━━━━━ DATA ROWS ━━━━━
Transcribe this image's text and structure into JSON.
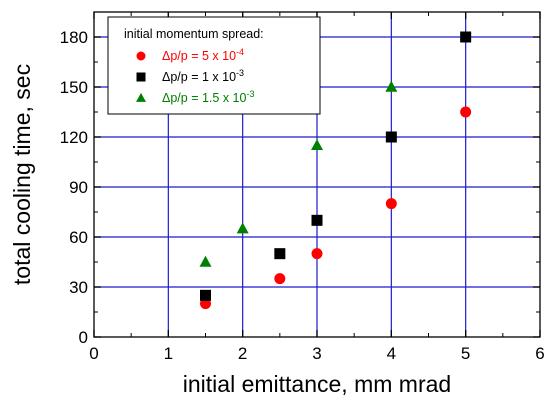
{
  "chart_data": {
    "type": "scatter",
    "xlabel": "initial emittance, mm mrad",
    "ylabel": "total cooling time, sec",
    "xlim": [
      0,
      6
    ],
    "ylim": [
      0,
      195
    ],
    "x_ticks": [
      "0",
      "1",
      "2",
      "3",
      "4",
      "5",
      "6"
    ],
    "y_ticks": [
      "0",
      "30",
      "60",
      "90",
      "120",
      "150",
      "180"
    ],
    "grid": true,
    "grid_color": "#1c1ccc",
    "legend_position": "top-left",
    "legend": {
      "title": "initial momentum spread:",
      "entries": [
        {
          "prefix": "Δp/p = 5 x 10",
          "exp": "-4",
          "color": "#ff0000",
          "marker": "circle"
        },
        {
          "prefix": "Δp/p = 1 x 10",
          "exp": "-3",
          "color": "#000000",
          "marker": "square"
        },
        {
          "prefix": "Δp/p = 1.5 x 10",
          "exp": "-3",
          "color": "#008000",
          "marker": "triangle"
        }
      ]
    },
    "series": [
      {
        "color": "#ff0000",
        "marker": "circle",
        "x": [
          1.5,
          2.5,
          3.0,
          4.0,
          5.0
        ],
        "y": [
          20,
          35,
          50,
          80,
          135
        ]
      },
      {
        "color": "#000000",
        "marker": "square",
        "x": [
          1.5,
          2.5,
          3.0,
          4.0,
          5.0
        ],
        "y": [
          25,
          50,
          70,
          120,
          180
        ]
      },
      {
        "color": "#008000",
        "marker": "triangle",
        "x": [
          1.5,
          2.0,
          3.0,
          4.0
        ],
        "y": [
          45,
          65,
          115,
          150
        ]
      }
    ]
  }
}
━━━━━
**GOAL:**
Count the lines of these entries that hold the string "initial", and give only that number.

**TASK RESULT:**
2